EXERCISE: Write out all records as given; omit images.

DATASET EXCERPTS:
****************************************
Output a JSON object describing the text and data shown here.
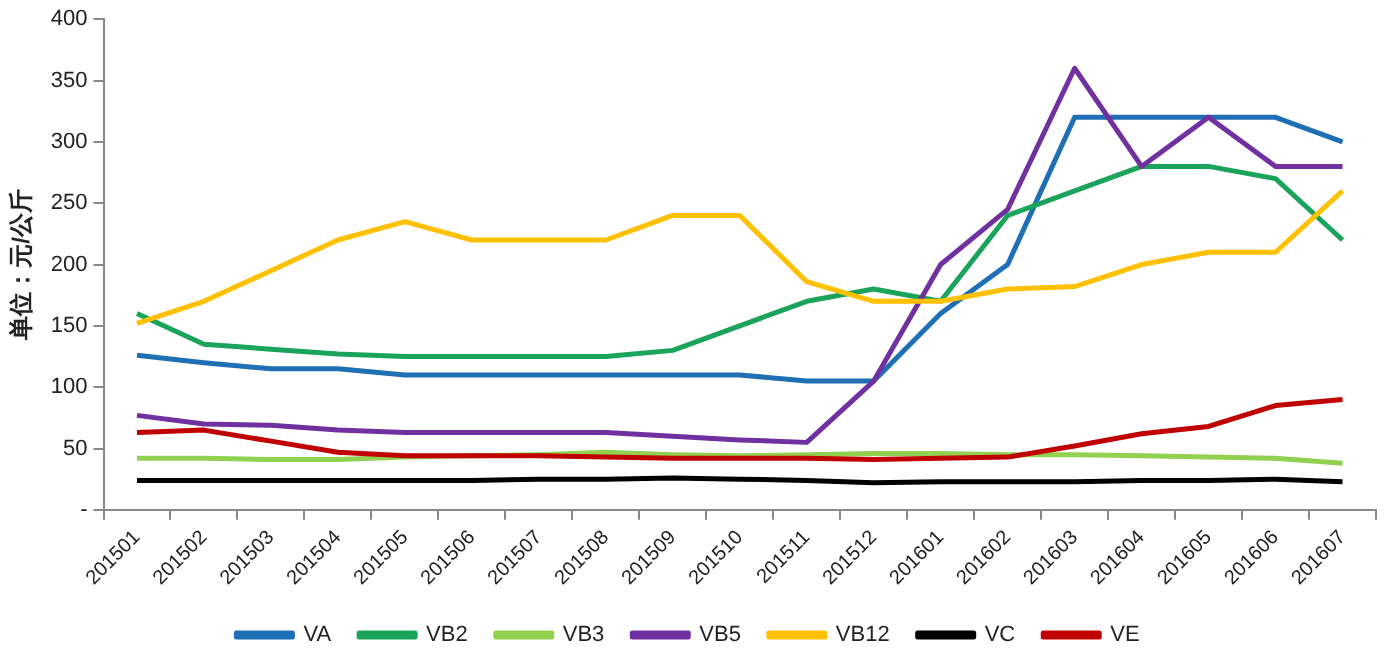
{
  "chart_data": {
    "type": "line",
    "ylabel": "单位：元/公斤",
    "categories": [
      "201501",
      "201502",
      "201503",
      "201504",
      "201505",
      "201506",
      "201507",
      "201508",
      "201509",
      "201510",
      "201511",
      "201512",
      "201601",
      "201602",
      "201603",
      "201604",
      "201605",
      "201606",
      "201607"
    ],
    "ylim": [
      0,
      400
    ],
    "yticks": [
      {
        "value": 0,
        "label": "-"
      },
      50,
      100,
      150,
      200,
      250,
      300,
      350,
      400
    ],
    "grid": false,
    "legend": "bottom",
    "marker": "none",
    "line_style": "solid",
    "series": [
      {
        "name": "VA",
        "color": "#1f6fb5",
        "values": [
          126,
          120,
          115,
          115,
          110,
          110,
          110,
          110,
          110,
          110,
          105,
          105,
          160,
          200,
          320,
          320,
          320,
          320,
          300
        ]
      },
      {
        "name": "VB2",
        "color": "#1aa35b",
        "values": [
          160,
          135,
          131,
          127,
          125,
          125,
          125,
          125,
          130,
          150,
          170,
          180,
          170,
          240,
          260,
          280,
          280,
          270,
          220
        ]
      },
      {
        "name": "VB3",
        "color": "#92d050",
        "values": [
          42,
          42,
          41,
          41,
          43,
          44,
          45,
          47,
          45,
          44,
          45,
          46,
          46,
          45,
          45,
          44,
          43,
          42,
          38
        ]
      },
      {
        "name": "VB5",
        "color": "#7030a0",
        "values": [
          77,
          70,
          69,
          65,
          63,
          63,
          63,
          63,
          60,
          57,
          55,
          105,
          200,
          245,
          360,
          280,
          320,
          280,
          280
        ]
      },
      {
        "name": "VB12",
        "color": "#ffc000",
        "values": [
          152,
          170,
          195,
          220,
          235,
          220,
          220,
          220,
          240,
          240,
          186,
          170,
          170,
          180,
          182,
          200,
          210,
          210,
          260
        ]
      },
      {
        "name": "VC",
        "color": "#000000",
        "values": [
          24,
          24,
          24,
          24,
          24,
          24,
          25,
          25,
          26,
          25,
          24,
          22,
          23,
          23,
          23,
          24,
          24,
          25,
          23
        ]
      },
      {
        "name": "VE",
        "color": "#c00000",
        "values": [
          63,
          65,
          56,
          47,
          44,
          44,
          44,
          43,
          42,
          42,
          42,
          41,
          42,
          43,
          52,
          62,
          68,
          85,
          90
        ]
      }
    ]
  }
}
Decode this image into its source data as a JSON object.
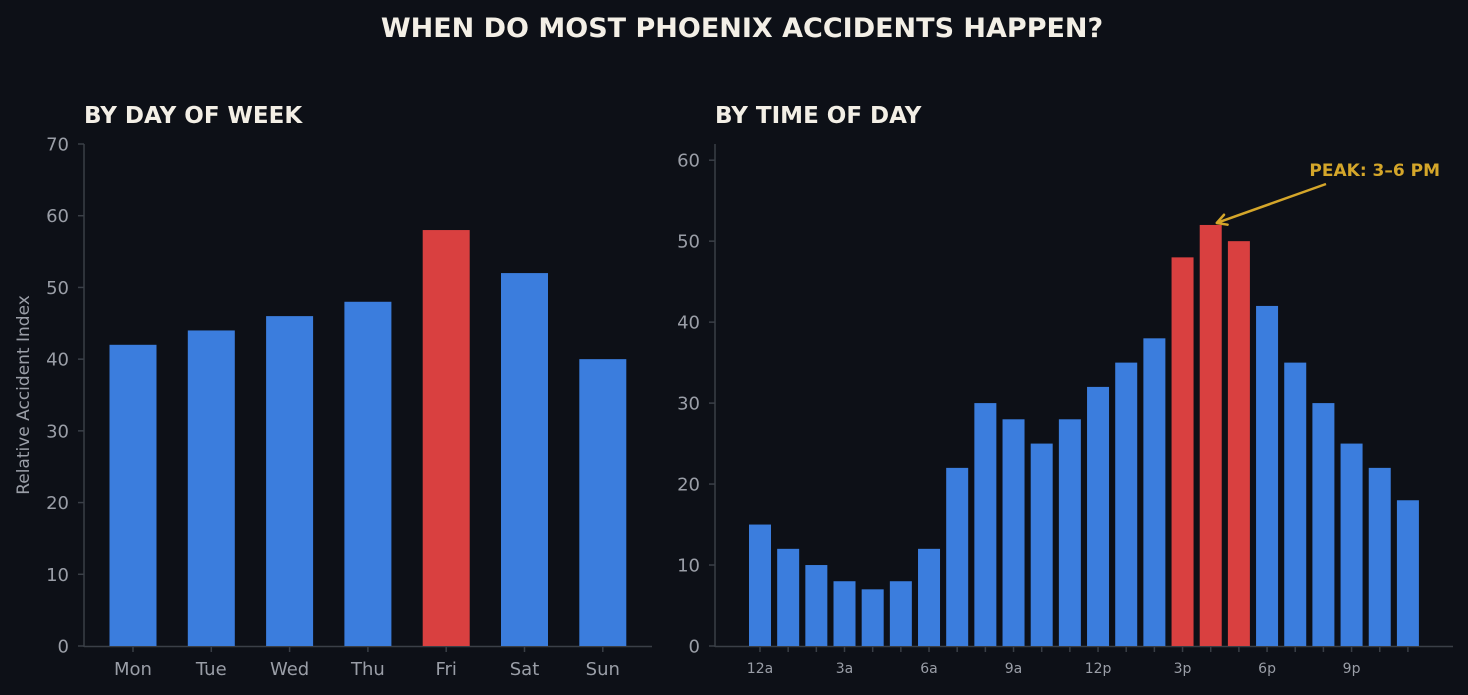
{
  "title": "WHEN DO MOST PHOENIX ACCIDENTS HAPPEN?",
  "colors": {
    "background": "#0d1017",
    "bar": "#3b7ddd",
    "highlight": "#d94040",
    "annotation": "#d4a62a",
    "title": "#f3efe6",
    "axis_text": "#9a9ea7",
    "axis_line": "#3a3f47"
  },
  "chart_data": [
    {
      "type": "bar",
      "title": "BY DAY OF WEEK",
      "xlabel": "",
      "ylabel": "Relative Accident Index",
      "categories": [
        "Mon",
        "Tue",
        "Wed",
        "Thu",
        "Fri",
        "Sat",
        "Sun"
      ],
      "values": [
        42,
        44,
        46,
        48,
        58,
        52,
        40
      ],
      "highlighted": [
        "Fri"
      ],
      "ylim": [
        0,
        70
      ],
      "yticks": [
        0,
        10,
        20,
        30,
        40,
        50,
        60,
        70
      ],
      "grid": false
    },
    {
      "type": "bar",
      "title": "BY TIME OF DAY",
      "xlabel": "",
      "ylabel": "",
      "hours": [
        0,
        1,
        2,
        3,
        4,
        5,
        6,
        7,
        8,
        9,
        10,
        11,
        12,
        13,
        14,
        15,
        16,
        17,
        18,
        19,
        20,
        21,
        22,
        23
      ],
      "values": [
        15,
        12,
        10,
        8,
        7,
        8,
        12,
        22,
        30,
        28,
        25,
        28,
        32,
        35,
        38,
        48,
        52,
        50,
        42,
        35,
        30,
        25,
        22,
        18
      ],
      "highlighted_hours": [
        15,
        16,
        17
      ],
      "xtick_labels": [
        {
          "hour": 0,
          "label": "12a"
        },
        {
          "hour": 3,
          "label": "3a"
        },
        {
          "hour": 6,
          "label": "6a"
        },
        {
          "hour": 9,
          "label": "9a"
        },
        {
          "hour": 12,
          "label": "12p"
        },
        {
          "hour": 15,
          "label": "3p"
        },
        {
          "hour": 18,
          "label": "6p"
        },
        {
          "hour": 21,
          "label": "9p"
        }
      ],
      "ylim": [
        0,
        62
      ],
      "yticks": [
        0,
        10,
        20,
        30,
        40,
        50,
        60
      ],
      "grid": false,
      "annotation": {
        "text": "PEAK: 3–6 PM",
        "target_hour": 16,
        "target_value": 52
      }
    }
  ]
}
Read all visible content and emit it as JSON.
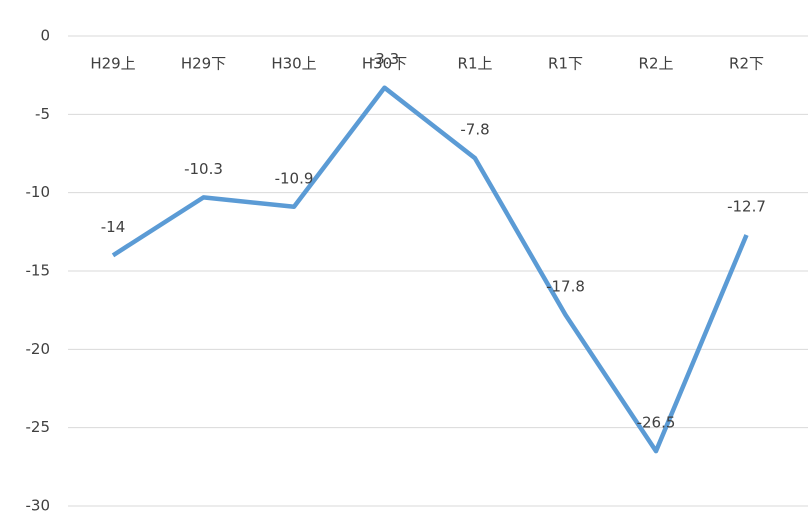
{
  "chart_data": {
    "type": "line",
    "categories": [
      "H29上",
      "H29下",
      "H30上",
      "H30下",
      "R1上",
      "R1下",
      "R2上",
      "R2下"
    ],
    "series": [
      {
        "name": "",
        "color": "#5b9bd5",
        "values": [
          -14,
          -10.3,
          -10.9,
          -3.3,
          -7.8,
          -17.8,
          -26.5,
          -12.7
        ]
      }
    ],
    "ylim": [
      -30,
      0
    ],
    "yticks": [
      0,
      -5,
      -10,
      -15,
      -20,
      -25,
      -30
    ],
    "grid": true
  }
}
****************************************
FINISHED EXERCISE:
Output a JSON object describing the text and data shown here.
{
  "chart_data": {
    "type": "line",
    "ylabel": "单位：元/公斤",
    "categories": [
      "201501",
      "201502",
      "201503",
      "201504",
      "201505",
      "201506",
      "201507",
      "201508",
      "201509",
      "201510",
      "201511",
      "201512",
      "201601",
      "201602",
      "201603",
      "201604",
      "201605",
      "201606",
      "201607"
    ],
    "ylim": [
      0,
      400
    ],
    "yticks": [
      {
        "value": 0,
        "label": "-"
      },
      50,
      100,
      150,
      200,
      250,
      300,
      350,
      400
    ],
    "grid": false,
    "legend": "bottom",
    "marker": "none",
    "line_style": "solid",
    "series": [
      {
        "name": "VA",
        "color": "#1f6fb5",
        "values": [
          126,
          120,
          115,
          115,
          110,
          110,
          110,
          110,
          110,
          110,
          105,
          105,
          160,
          200,
          320,
          320,
          320,
          320,
          300
        ]
      },
      {
        "name": "VB2",
        "color": "#1aa35b",
        "values": [
          160,
          135,
          131,
          127,
          125,
          125,
          125,
          125,
          130,
          150,
          170,
          180,
          170,
          240,
          260,
          280,
          280,
          270,
          220
        ]
      },
      {
        "name": "VB3",
        "color": "#92d050",
        "values": [
          42,
          42,
          41,
          41,
          43,
          44,
          45,
          47,
          45,
          44,
          45,
          46,
          46,
          45,
          45,
          44,
          43,
          42,
          38
        ]
      },
      {
        "name": "VB5",
        "color": "#7030a0",
        "values": [
          77,
          70,
          69,
          65,
          63,
          63,
          63,
          63,
          60,
          57,
          55,
          105,
          200,
          245,
          360,
          280,
          320,
          280,
          280
        ]
      },
      {
        "name": "VB12",
        "color": "#ffc000",
        "values": [
          152,
          170,
          195,
          220,
          235,
          220,
          220,
          220,
          240,
          240,
          186,
          170,
          170,
          180,
          182,
          200,
          210,
          210,
          260
        ]
      },
      {
        "name": "VC",
        "color": "#000000",
        "values": [
          24,
          24,
          24,
          24,
          24,
          24,
          25,
          25,
          26,
          25,
          24,
          22,
          23,
          23,
          23,
          24,
          24,
          25,
          23
        ]
      },
      {
        "name": "VE",
        "color": "#c00000",
        "values": [
          63,
          65,
          56,
          47,
          44,
          44,
          44,
          43,
          42,
          42,
          42,
          41,
          42,
          43,
          52,
          62,
          68,
          85,
          90
        ]
      }
    ]
  }
}
Decode this image into its source data as a JSON object.
{
  "title": "WHEN DO MOST PHOENIX ACCIDENTS HAPPEN?",
  "colors": {
    "background": "#0d1017",
    "bar": "#3b7ddd",
    "highlight": "#d94040",
    "annotation": "#d4a62a",
    "title": "#f3efe6",
    "axis_text": "#9a9ea7",
    "axis_line": "#3a3f47"
  },
  "chart_data": [
    {
      "type": "bar",
      "title": "BY DAY OF WEEK",
      "xlabel": "",
      "ylabel": "Relative Accident Index",
      "categories": [
        "Mon",
        "Tue",
        "Wed",
        "Thu",
        "Fri",
        "Sat",
        "Sun"
      ],
      "values": [
        42,
        44,
        46,
        48,
        58,
        52,
        40
      ],
      "highlighted": [
        "Fri"
      ],
      "ylim": [
        0,
        70
      ],
      "yticks": [
        0,
        10,
        20,
        30,
        40,
        50,
        60,
        70
      ],
      "grid": false
    },
    {
      "type": "bar",
      "title": "BY TIME OF DAY",
      "xlabel": "",
      "ylabel": "",
      "hours": [
        0,
        1,
        2,
        3,
        4,
        5,
        6,
        7,
        8,
        9,
        10,
        11,
        12,
        13,
        14,
        15,
        16,
        17,
        18,
        19,
        20,
        21,
        22,
        23
      ],
      "values": [
        15,
        12,
        10,
        8,
        7,
        8,
        12,
        22,
        30,
        28,
        25,
        28,
        32,
        35,
        38,
        48,
        52,
        50,
        42,
        35,
        30,
        25,
        22,
        18
      ],
      "highlighted_hours": [
        15,
        16,
        17
      ],
      "xtick_labels": [
        {
          "hour": 0,
          "label": "12a"
        },
        {
          "hour": 3,
          "label": "3a"
        },
        {
          "hour": 6,
          "label": "6a"
        },
        {
          "hour": 9,
          "label": "9a"
        },
        {
          "hour": 12,
          "label": "12p"
        },
        {
          "hour": 15,
          "label": "3p"
        },
        {
          "hour": 18,
          "label": "6p"
        },
        {
          "hour": 21,
          "label": "9p"
        }
      ],
      "ylim": [
        0,
        62
      ],
      "yticks": [
        0,
        10,
        20,
        30,
        40,
        50,
        60
      ],
      "grid": false,
      "annotation": {
        "text": "PEAK: 3–6 PM",
        "target_hour": 16,
        "target_value": 52
      }
    }
  ]
}
Read all visible content and emit it as JSON.
{
  "chart_data": {
    "type": "line",
    "categories": [
      "H29上",
      "H29下",
      "H30上",
      "H30下",
      "R1上",
      "R1下",
      "R2上",
      "R2下"
    ],
    "series": [
      {
        "name": "",
        "color": "#5b9bd5",
        "values": [
          -14,
          -10.3,
          -10.9,
          -3.3,
          -7.8,
          -17.8,
          -26.5,
          -12.7
        ]
      }
    ],
    "ylim": [
      -30,
      0
    ],
    "yticks": [
      0,
      -5,
      -10,
      -15,
      -20,
      -25,
      -30
    ],
    "grid": true
  }
}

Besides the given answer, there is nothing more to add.